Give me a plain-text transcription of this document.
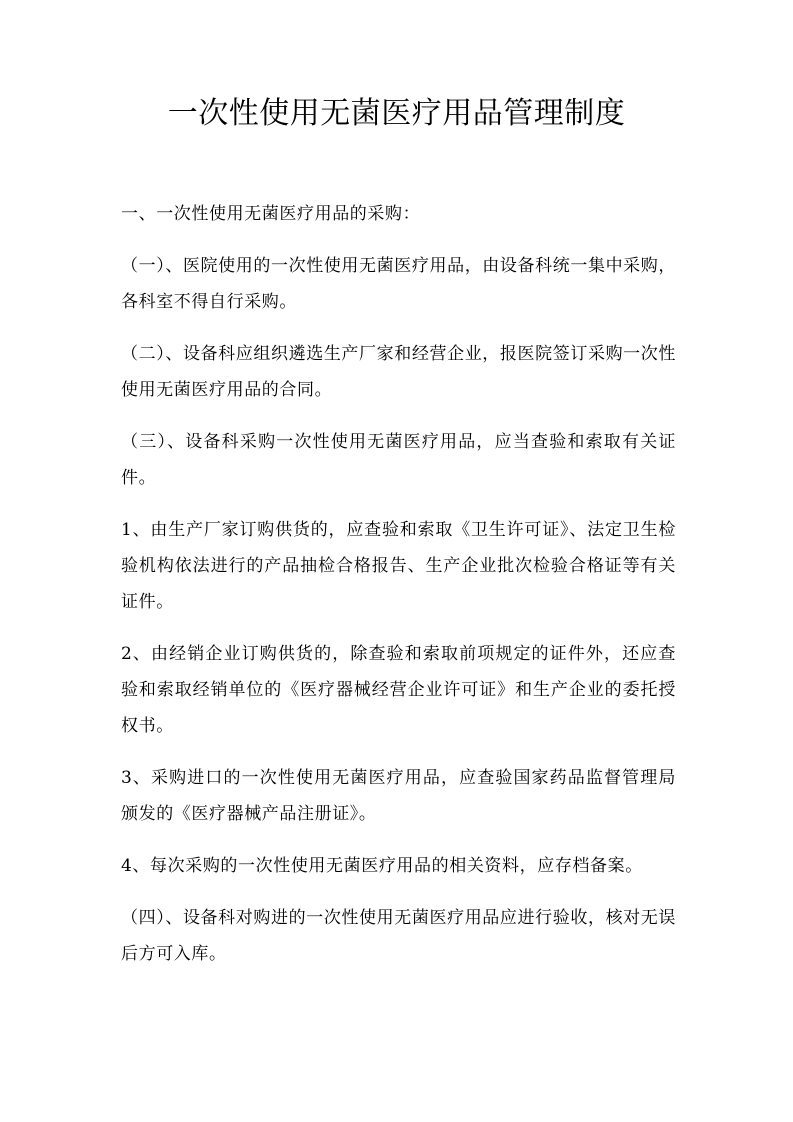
一次性使用无菌医疗用品管理制度

一、一次性使用无菌医疗用品的采购：

（一）、医院使用的一次性使用无菌医疗用品，由设备科统一集中采购，各科室不得自行采购。

（二）、设备科应组织遴选生产厂家和经营企业，报医院签订采购一次性使用无菌医疗用品的合同。

（三）、设备科采购一次性使用无菌医疗用品，应当查验和索取有关证件。

1、由生产厂家订购供货的，应查验和索取《卫生许可证》、法定卫生检验机构依法进行的产品抽检合格报告、生产企业批次检验合格证等有关证件。

2、由经销企业订购供货的，除查验和索取前项规定的证件外，还应查验和索取经销单位的《医疗器械经营企业许可证》和生产企业的委托授权书。

3、采购进口的一次性使用无菌医疗用品，应查验国家药品监督管理局颁发的《医疗器械产品注册证》。

4、每次采购的一次性使用无菌医疗用品的相关资料，应存档备案。

（四）、设备科对购进的一次性使用无菌医疗用品应进行验收，核对无误后方可入库。
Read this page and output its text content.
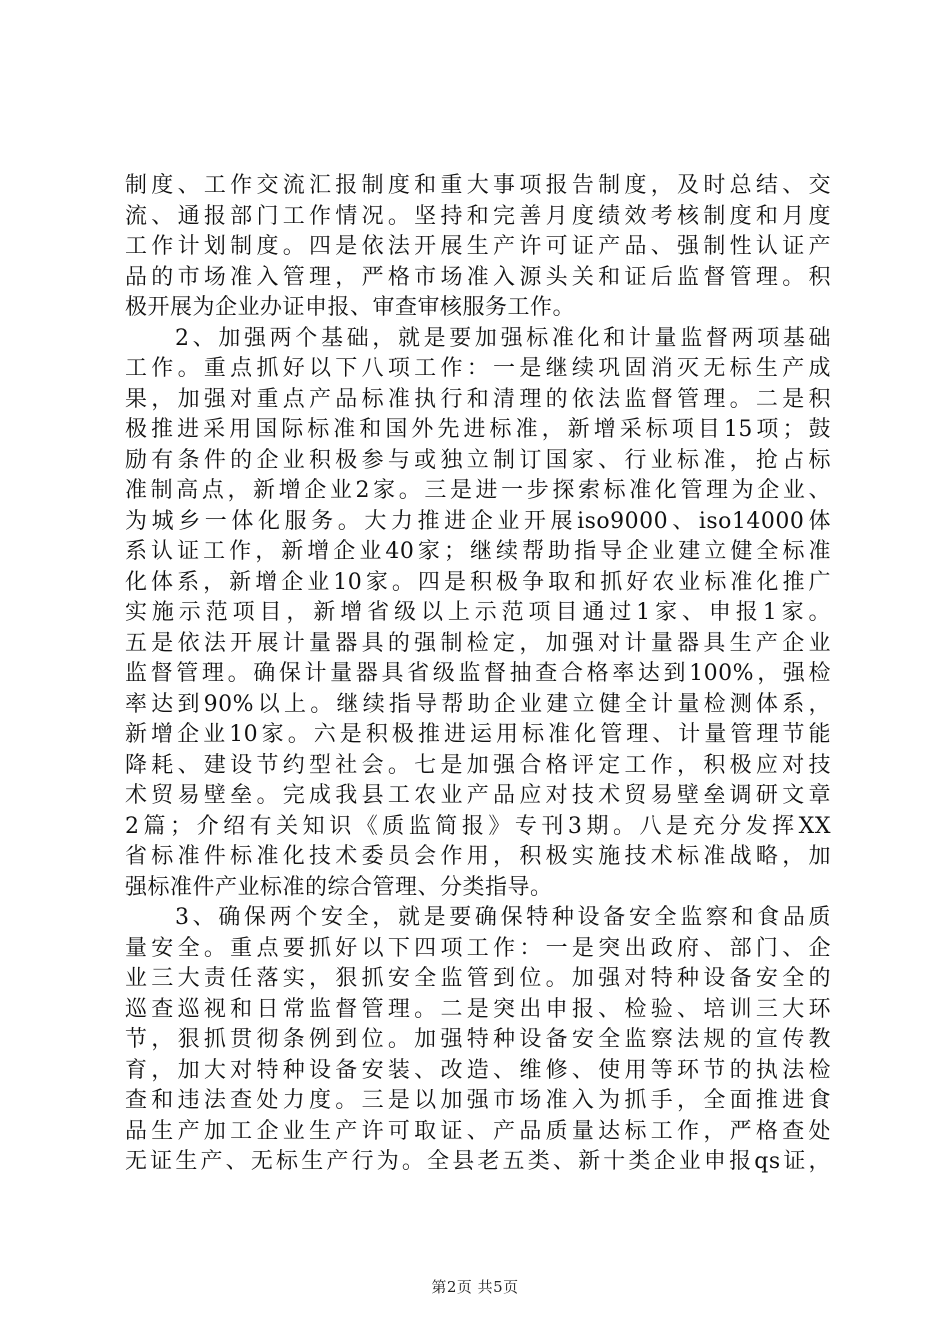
制度、工作交流汇报制度和重大事项报告制度，及时总结、交
流、通报部门工作情况。坚持和完善月度绩效考核制度和月度
工作计划制度。四是依法开展生产许可证产品、强制性认证产
品的市场准入管理，严格市场准入源头关和证后监督管理。积
极开展为企业办证申报、审查审核服务工作。
2、加强两个基础，就是要加强标准化和计量监督两项基础
工作。重点抓好以下八项工作：一是继续巩固消灭无标生产成
果，加强对重点产品标准执行和清理的依法监督管理。二是积
极推进采用国际标准和国外先进标准，新增采标项目15项；鼓
励有条件的企业积极参与或独立制订国家、行业标准，抢占标
准制高点，新增企业2家。三是进一步探索标准化管理为企业、
为城乡一体化服务。大力推进企业开展iso9000、iso14000体
系认证工作，新增企业40家；继续帮助指导企业建立健全标准
化体系，新增企业10家。四是积极争取和抓好农业标准化推广
实施示范项目，新增省级以上示范项目通过1家、申报1家。
五是依法开展计量器具的强制检定，加强对计量器具生产企业
监督管理。确保计量器具省级监督抽查合格率达到100%，强检
率达到90%以上。继续指导帮助企业建立健全计量检测体系，
新增企业10家。六是积极推进运用标准化管理、计量管理节能
降耗、建设节约型社会。七是加强合格评定工作，积极应对技
术贸易壁垒。完成我县工农业产品应对技术贸易壁垒调研文章
2篇；介绍有关知识《质监简报》专刊3期。八是充分发挥XX
省标准件标准化技术委员会作用，积极实施技术标准战略，加
强标准件产业标准的综合管理、分类指导。
3、确保两个安全，就是要确保特种设备安全监察和食品质
量安全。重点要抓好以下四项工作：一是突出政府、部门、企
业三大责任落实，狠抓安全监管到位。加强对特种设备安全的
巡查巡视和日常监督管理。二是突出申报、检验、培训三大环
节，狠抓贯彻条例到位。加强特种设备安全监察法规的宣传教
育，加大对特种设备安装、改造、维修、使用等环节的执法检
查和违法查处力度。三是以加强市场准入为抓手，全面推进食
品生产加工企业生产许可取证、产品质量达标工作，严格查处
无证生产、无标生产行为。全县老五类、新十类企业申报qs证，
第2页 共5页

---*---

Return the entries unchanged, save for the pictures, which do not belong in the copy.

▸ **Output of the task**:
Give me a plain-text transcription of this document.
一次性使用无菌医疗用品管理制度

一、一次性使用无菌医疗用品的采购：

（一）、医院使用的一次性使用无菌医疗用品，由设备科统一集中采购，各科室不得自行采购。

（二）、设备科应组织遴选生产厂家和经营企业，报医院签订采购一次性使用无菌医疗用品的合同。

（三）、设备科采购一次性使用无菌医疗用品，应当查验和索取有关证件。

1、由生产厂家订购供货的，应查验和索取《卫生许可证》、法定卫生检验机构依法进行的产品抽检合格报告、生产企业批次检验合格证等有关证件。

2、由经销企业订购供货的，除查验和索取前项规定的证件外，还应查验和索取经销单位的《医疗器械经营企业许可证》和生产企业的委托授权书。

3、采购进口的一次性使用无菌医疗用品，应查验国家药品监督管理局颁发的《医疗器械产品注册证》。

4、每次采购的一次性使用无菌医疗用品的相关资料，应存档备案。

（四）、设备科对购进的一次性使用无菌医疗用品应进行验收，核对无误后方可入库。
Read this page and output its text content.
制度、工作交流汇报制度和重大事项报告制度，及时总结、交
流、通报部门工作情况。坚持和完善月度绩效考核制度和月度
工作计划制度。四是依法开展生产许可证产品、强制性认证产
品的市场准入管理，严格市场准入源头关和证后监督管理。积
极开展为企业办证申报、审查审核服务工作。
2、加强两个基础，就是要加强标准化和计量监督两项基础
工作。重点抓好以下八项工作：一是继续巩固消灭无标生产成
果，加强对重点产品标准执行和清理的依法监督管理。二是积
极推进采用国际标准和国外先进标准，新增采标项目15项；鼓
励有条件的企业积极参与或独立制订国家、行业标准，抢占标
准制高点，新增企业2家。三是进一步探索标准化管理为企业、
为城乡一体化服务。大力推进企业开展iso9000、iso14000体
系认证工作，新增企业40家；继续帮助指导企业建立健全标准
化体系，新增企业10家。四是积极争取和抓好农业标准化推广
实施示范项目，新增省级以上示范项目通过1家、申报1家。
五是依法开展计量器具的强制检定，加强对计量器具生产企业
监督管理。确保计量器具省级监督抽查合格率达到100%，强检
率达到90%以上。继续指导帮助企业建立健全计量检测体系，
新增企业10家。六是积极推进运用标准化管理、计量管理节能
降耗、建设节约型社会。七是加强合格评定工作，积极应对技
术贸易壁垒。完成我县工农业产品应对技术贸易壁垒调研文章
2篇；介绍有关知识《质监简报》专刊3期。八是充分发挥XX
省标准件标准化技术委员会作用，积极实施技术标准战略，加
强标准件产业标准的综合管理、分类指导。
3、确保两个安全，就是要确保特种设备安全监察和食品质
量安全。重点要抓好以下四项工作：一是突出政府、部门、企
业三大责任落实，狠抓安全监管到位。加强对特种设备安全的
巡查巡视和日常监督管理。二是突出申报、检验、培训三大环
节，狠抓贯彻条例到位。加强特种设备安全监察法规的宣传教
育，加大对特种设备安装、改造、维修、使用等环节的执法检
查和违法查处力度。三是以加强市场准入为抓手，全面推进食
品生产加工企业生产许可取证、产品质量达标工作，严格查处
无证生产、无标生产行为。全县老五类、新十类企业申报qs证，
第2页 共5页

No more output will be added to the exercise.